- Exercise goal -
All of the data needs to be repeated exactly.

- Records for this task -
===============
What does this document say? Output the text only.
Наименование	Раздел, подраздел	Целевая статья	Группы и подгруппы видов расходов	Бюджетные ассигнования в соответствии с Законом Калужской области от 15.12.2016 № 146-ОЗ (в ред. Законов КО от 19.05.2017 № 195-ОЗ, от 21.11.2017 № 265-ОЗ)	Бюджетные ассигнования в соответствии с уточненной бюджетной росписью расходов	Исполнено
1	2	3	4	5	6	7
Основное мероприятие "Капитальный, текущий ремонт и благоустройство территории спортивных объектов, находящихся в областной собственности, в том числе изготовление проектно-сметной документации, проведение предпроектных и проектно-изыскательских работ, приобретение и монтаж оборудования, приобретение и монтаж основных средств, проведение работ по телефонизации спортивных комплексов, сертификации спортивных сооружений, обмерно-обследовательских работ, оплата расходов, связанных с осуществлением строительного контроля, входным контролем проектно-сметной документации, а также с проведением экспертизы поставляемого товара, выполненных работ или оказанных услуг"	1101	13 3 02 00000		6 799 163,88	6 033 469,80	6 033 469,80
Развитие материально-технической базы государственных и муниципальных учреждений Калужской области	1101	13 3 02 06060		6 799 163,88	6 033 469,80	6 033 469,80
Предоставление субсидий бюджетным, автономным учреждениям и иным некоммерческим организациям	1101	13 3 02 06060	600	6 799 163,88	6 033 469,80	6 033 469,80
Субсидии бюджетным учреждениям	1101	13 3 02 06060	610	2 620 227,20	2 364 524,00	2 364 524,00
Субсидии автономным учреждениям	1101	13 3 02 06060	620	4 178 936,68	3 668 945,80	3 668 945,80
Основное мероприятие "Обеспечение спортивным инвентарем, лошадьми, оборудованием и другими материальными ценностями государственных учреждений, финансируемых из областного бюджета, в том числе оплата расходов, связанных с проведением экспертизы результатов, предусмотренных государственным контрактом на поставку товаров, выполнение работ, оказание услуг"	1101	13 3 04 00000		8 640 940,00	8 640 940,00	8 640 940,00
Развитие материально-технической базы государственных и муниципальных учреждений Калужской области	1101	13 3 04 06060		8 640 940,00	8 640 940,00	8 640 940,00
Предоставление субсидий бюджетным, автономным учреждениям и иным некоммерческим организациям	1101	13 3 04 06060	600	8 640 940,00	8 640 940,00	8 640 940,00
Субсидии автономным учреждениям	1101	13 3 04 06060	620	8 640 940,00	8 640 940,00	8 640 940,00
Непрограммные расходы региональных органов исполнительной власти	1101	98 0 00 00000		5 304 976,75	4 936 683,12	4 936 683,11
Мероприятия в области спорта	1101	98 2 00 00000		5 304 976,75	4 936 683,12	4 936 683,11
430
===============
- Correct response -
What does this document say? Output the text only.
Наименование	Раздел, подраздел	Целевая статья	Группы и подгруппы видов расходов	Бюджетные ассигнования в соответствии с Законом Калужской области от 15.12.2016 № 146-ОЗ (в ред. Законов КО от 19.05.2017 № 195-ОЗ, от 21.11.2017 № 265-ОЗ)	Бюджетные ассигнования в соответствии с уточненной бюджетной росписью расходов	Исполнено
1	2	3	4	5	6	7
Основное мероприятие "Капитальный, текущий ремонт и благоустройство территории спортивных объектов, находящихся в областной собственности, в том числе изготовление проектно-сметной документации, проведение предпроектных и проектно-изыскательских работ, приобретение и монтаж оборудования, приобретение и монтаж основных средств, проведение работ по телефонизации спортивных комплексов, сертификации спортивных сооружений, обмерно-обследовательских работ, оплата расходов, связанных с осуществлением строительного контроля, входным контролем проектно-сметной документации, а также с проведением экспертизы поставляемого товара, выполненных работ или оказанных услуг"	1101	13 3 02 00000		6 799 163,88	6 033 469,80	6 033 469,80
Развитие материально-технической базы государственных и муниципальных учреждений Калужской области	1101	13 3 02 06060		6 799 163,88	6 033 469,80	6 033 469,80
Предоставление субсидий бюджетным, автономным учреждениям и иным некоммерческим организациям	1101	13 3 02 06060	600	6 799 163,88	6 033 469,80	6 033 469,80
Субсидии бюджетным учреждениям	1101	13 3 02 06060	610	2 620 227,20	2 364 524,00	2 364 524,00
Субсидии автономным учреждениям	1101	13 3 02 06060	620	4 178 936,68	3 668 945,80	3 668 945,80
Основное мероприятие "Обеспечение спортивным инвентарем, лошадьми, оборудованием и другими материальными ценностями государственных учреждений, финансируемых из областного бюджета, в том числе оплата расходов, связанных с проведением экспертизы результатов, предусмотренных государственным контрактом на поставку товаров, выполнение работ, оказание услуг"	1101	13 3 04 00000		8 640 940,00	8 640 940,00	8 640 940,00
Развитие материально-технической базы государственных и муниципальных учреждений Калужской области	1101	13 3 04 06060		8 640 940,00	8 640 940,00	8 640 940,00
Предоставление субсидий бюджетным, автономным учреждениям и иным некоммерческим организациям	1101	13 3 04 06060	600	8 640 940,00	8 640 940,00	8 640 940,00
Субсидии автономным учреждениям	1101	13 3 04 06060	620	8 640 940,00	8 640 940,00	8 640 940,00
Непрограммные расходы региональных органов исполнительной власти	1101	98 0 00 00000		5 304 976,75	4 936 683,12	4 936 683,11
Мероприятия в области спорта	1101	98 2 00 00000		5 304 976,75	4 936 683,12	4 936 683,11
430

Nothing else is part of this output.